### Work to complete
Copy each line exactly.

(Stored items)
------------

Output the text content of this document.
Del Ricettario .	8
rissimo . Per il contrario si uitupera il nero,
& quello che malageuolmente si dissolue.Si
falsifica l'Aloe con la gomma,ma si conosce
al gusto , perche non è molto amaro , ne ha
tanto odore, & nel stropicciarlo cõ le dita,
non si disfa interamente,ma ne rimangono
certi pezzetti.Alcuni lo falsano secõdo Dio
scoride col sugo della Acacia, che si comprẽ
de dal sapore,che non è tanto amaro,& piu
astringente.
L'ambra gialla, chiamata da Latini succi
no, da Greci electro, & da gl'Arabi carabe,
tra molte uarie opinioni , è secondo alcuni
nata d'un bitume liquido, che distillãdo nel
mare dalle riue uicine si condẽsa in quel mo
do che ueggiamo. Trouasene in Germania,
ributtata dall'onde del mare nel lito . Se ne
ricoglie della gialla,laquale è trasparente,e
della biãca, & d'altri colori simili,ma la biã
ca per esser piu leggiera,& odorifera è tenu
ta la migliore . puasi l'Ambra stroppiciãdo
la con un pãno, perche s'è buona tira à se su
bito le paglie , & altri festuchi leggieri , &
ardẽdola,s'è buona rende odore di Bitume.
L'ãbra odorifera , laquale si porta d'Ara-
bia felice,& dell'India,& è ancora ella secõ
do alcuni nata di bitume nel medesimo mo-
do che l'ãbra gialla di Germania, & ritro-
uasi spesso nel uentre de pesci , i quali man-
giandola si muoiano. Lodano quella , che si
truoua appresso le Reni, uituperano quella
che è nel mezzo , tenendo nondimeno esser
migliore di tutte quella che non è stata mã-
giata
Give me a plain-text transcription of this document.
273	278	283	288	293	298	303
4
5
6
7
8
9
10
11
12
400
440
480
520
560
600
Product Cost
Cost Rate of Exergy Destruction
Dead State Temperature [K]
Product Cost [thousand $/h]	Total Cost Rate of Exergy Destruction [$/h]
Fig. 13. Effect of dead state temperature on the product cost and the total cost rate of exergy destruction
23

------------

### Solved exercise
Output the text content of this document.
Del Ricettario .	8
rissimo . Per il contrario si uitupera il nero,
& quello che malageuolmente si dissolue.Si
falsifica l'Aloe con la gomma,ma si conosce
al gusto , perche non è molto amaro , ne ha
tanto odore, & nel stropicciarlo cõ le dita,
non si disfa interamente,ma ne rimangono
certi pezzetti.Alcuni lo falsano secõdo Dio
scoride col sugo della Acacia, che si comprẽ
de dal sapore,che non è tanto amaro,& piu
astringente.
L'ambra gialla, chiamata da Latini succi
no, da Greci electro, & da gl'Arabi carabe,
tra molte uarie opinioni , è secondo alcuni
nata d'un bitume liquido, che distillãdo nel
mare dalle riue uicine si condẽsa in quel mo
do che ueggiamo. Trouasene in Germania,
ributtata dall'onde del mare nel lito . Se ne
ricoglie della gialla,laquale è trasparente,e
della biãca, & d'altri colori simili,ma la biã
ca per esser piu leggiera,& odorifera è tenu
ta la migliore . puasi l'Ambra stroppiciãdo
la con un pãno, perche s'è buona tira à se su
bito le paglie , & altri festuchi leggieri , &
ardẽdola,s'è buona rende odore di Bitume.
L'ãbra odorifera , laquale si porta d'Ara-
bia felice,& dell'India,& è ancora ella secõ
do alcuni nata di bitume nel medesimo mo-
do che l'ãbra gialla di Germania, & ritro-
uasi spesso nel uentre de pesci , i quali man-
giandola si muoiano. Lodano quella , che si
truoua appresso le Reni, uituperano quella
che è nel mezzo , tenendo nondimeno esser
migliore di tutte quella che non è stata mã-
giata
Give me a plain-text transcription of this document.
273	278	283	288	293	298	303
4
5
6
7
8
9
10
11
12
400
440
480
520
560
600
Product Cost
Cost Rate of Exergy Destruction
Dead State Temperature [K]
Product Cost [thousand $/h]	Total Cost Rate of Exergy Destruction [$/h]
Fig. 13. Effect of dead state temperature on the product cost and the total cost rate of exergy destruction
23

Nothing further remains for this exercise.